EXERCISE GOAL: Look through the records below and collect all lines that hold the string "Laut".

RECORDS SUPPLIED:
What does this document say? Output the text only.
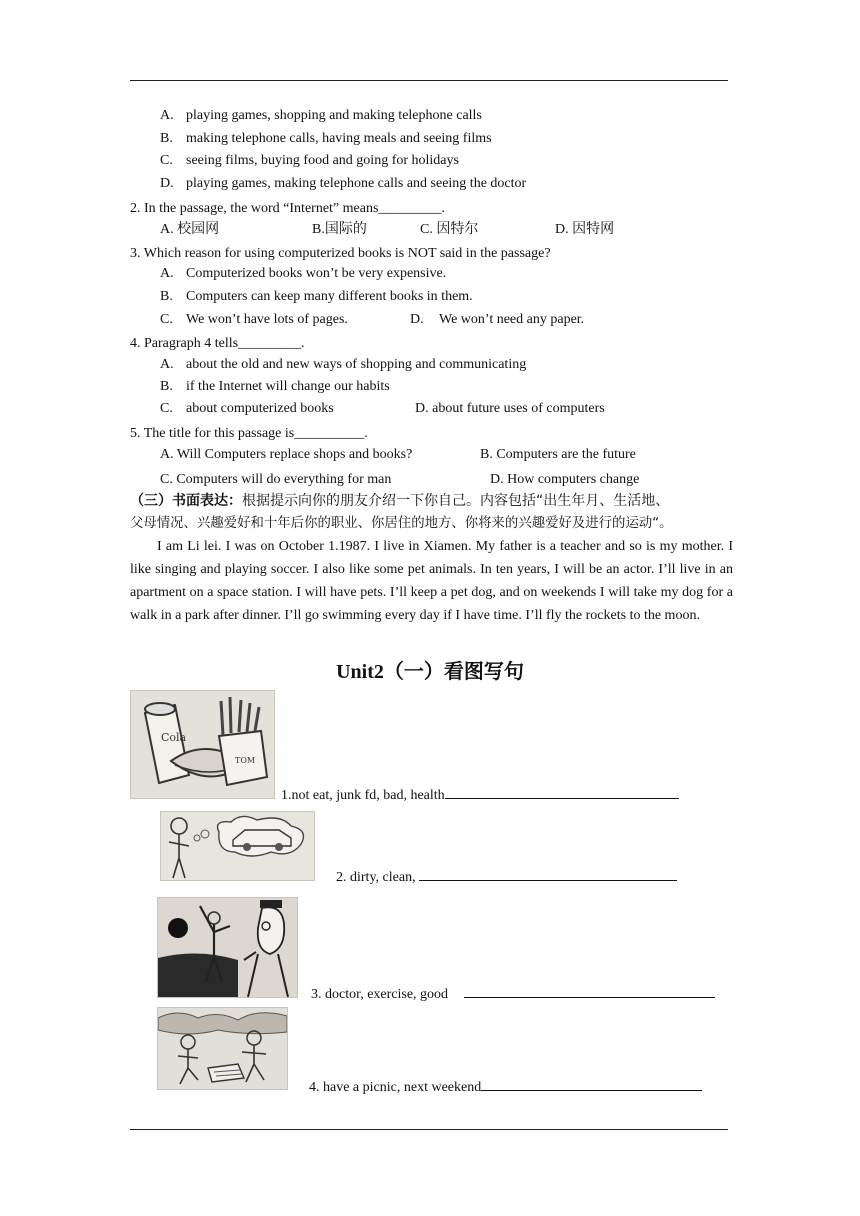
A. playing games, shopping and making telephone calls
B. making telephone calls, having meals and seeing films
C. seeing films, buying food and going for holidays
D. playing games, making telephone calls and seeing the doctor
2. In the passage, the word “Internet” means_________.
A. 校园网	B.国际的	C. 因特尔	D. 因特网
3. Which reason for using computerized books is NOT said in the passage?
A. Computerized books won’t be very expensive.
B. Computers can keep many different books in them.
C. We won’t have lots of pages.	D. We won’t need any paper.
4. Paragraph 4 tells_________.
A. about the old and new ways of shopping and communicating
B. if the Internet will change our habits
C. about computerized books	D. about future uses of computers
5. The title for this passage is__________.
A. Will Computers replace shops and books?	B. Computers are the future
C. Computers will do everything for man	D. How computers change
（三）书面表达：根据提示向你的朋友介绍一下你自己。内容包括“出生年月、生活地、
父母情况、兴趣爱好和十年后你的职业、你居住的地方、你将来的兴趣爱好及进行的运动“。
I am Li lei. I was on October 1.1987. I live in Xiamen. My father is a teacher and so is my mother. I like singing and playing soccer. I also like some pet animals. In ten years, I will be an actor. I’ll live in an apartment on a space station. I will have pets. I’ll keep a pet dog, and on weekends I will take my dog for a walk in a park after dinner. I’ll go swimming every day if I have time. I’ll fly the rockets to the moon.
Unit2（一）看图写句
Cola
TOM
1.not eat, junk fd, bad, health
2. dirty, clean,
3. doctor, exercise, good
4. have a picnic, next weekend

* * *

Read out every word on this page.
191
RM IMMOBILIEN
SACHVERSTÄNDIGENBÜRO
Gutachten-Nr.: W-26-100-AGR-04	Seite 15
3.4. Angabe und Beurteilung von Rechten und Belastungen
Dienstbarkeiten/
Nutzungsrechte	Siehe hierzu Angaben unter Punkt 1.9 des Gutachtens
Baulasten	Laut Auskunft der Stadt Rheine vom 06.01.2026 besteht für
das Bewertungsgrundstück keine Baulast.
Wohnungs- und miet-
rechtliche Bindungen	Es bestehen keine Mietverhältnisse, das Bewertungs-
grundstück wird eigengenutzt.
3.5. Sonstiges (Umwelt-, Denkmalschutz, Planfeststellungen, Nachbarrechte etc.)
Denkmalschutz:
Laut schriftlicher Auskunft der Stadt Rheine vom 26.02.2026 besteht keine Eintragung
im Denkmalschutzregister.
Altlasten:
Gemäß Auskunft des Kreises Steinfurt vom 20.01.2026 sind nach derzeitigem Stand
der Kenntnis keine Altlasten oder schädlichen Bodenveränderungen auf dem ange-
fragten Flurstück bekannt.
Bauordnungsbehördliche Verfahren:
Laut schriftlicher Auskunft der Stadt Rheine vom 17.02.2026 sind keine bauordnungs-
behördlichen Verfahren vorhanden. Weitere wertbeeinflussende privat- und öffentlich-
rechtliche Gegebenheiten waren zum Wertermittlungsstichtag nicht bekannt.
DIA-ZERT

ANSWER TO THIS TASK:
Baulasten	Laut Auskunft der Stadt Rheine vom 06.01.2026 besteht für
Laut schriftlicher Auskunft der Stadt Rheine vom 26.02.2026 besteht keine Eintragung
Laut schriftlicher Auskunft der Stadt Rheine vom 17.02.2026 sind keine bauordnungs-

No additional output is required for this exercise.